- _What the task requires_
Show every line where "Mathématiques" occurs.

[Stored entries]

------------------------------------

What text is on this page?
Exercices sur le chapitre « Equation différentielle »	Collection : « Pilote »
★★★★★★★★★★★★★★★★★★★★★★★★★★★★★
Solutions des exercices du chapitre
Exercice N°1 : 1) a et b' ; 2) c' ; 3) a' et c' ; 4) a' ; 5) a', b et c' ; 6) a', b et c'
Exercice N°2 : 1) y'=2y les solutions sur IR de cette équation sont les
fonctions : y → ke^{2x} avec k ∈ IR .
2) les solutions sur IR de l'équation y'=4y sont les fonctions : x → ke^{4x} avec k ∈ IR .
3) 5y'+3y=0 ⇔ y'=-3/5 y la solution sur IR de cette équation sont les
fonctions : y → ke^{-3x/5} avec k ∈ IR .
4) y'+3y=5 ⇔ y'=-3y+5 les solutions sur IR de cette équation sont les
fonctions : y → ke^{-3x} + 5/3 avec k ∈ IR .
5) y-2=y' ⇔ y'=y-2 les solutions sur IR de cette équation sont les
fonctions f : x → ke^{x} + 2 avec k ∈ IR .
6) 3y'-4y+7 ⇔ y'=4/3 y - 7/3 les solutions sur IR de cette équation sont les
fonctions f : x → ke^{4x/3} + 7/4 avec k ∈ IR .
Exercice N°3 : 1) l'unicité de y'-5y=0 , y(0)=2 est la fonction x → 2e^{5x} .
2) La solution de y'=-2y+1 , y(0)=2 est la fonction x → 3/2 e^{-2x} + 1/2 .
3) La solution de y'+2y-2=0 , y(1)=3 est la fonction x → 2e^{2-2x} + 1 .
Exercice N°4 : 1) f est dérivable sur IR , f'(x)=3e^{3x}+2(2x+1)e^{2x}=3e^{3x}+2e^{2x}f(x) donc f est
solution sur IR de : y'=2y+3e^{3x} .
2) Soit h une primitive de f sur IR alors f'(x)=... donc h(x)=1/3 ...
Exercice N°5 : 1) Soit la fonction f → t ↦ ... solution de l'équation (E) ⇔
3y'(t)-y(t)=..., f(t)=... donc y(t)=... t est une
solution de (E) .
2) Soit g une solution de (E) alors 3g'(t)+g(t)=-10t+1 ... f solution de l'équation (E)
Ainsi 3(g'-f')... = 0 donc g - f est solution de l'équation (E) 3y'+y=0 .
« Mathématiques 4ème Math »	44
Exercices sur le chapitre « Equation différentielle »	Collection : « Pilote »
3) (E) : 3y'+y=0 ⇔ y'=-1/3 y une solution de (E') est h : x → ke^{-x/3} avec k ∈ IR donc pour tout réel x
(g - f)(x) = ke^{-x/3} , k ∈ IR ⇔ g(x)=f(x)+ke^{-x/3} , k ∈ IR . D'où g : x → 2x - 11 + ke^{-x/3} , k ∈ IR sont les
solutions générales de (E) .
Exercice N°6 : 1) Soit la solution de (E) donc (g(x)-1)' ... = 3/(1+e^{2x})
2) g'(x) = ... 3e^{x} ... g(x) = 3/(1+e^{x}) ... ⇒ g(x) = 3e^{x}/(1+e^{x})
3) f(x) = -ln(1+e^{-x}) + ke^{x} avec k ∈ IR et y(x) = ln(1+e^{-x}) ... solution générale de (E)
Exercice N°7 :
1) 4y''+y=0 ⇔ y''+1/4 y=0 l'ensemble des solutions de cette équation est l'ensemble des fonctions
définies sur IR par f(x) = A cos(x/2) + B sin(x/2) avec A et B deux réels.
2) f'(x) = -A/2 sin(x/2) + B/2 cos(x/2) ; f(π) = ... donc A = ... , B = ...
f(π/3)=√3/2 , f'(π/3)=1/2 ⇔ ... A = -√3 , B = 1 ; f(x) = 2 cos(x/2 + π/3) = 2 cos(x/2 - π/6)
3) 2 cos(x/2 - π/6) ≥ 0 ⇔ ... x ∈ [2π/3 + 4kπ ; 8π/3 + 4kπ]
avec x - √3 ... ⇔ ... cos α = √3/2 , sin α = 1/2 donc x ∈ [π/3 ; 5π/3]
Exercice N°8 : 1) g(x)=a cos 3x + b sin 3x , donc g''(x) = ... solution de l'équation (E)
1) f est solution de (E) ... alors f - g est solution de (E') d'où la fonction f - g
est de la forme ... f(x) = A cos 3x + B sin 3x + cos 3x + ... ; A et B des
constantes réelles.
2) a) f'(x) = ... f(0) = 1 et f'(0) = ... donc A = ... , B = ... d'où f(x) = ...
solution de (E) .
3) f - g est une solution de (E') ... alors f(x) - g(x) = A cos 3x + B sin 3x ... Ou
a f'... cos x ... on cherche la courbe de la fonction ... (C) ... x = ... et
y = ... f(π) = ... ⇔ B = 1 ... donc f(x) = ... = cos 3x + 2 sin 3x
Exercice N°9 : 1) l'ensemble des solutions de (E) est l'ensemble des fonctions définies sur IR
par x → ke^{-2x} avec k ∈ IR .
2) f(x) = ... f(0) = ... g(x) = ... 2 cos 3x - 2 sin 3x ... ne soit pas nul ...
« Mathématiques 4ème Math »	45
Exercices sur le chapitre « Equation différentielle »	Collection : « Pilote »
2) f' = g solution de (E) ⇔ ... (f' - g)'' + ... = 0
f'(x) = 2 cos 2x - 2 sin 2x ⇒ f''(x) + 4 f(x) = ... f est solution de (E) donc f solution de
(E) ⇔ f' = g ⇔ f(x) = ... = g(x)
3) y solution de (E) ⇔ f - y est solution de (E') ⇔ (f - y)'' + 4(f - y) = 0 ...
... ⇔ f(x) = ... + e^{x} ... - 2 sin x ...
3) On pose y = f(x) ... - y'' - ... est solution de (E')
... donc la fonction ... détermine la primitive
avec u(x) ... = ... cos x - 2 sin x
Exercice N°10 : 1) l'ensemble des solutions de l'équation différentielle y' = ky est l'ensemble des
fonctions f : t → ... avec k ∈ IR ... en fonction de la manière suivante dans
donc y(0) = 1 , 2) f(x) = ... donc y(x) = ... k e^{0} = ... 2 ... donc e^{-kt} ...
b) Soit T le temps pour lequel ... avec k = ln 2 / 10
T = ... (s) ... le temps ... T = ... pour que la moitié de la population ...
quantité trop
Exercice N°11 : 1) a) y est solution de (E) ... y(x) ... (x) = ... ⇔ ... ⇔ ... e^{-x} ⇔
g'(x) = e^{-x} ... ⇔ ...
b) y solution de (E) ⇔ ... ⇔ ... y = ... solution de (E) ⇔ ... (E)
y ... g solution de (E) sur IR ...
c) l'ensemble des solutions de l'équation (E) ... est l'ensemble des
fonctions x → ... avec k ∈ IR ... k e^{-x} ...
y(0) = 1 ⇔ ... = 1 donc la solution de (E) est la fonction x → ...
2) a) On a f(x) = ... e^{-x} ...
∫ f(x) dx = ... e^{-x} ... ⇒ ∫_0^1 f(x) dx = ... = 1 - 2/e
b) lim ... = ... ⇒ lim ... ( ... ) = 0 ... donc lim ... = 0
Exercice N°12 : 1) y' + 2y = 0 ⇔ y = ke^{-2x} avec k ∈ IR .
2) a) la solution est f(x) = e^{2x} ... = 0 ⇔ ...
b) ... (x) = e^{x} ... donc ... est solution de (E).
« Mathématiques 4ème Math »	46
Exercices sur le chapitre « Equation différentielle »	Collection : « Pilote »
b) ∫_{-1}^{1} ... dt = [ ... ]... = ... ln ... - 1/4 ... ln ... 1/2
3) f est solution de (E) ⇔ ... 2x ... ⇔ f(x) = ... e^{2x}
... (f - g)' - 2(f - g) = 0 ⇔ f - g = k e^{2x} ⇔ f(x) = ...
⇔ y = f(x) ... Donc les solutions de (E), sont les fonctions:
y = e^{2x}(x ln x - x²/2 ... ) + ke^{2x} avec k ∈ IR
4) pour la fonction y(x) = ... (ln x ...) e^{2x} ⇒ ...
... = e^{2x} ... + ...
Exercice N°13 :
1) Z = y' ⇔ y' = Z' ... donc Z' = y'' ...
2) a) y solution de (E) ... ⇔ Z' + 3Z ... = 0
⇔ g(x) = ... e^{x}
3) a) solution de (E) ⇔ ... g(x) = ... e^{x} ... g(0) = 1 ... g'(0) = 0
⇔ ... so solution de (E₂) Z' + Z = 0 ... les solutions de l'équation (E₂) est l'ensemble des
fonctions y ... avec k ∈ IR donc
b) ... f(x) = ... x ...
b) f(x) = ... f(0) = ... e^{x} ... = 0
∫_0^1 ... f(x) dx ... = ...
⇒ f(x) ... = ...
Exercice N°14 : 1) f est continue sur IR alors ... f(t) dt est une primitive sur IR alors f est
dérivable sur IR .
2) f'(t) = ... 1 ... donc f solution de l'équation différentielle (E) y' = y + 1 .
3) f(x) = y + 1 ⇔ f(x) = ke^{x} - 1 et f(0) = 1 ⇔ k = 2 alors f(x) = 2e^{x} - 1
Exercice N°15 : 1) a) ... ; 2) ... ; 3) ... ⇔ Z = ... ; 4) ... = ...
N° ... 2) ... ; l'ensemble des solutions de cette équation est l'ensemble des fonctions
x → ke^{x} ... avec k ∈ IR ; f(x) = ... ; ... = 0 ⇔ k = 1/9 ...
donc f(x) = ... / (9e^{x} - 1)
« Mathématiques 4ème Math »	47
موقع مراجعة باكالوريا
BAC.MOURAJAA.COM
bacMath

------------------------------------

- _Response to the task_
« Mathématiques 4ème Math »	44
« Mathématiques 4ème Math »	45
« Mathématiques 4ème Math »	46
« Mathématiques 4ème Math »	47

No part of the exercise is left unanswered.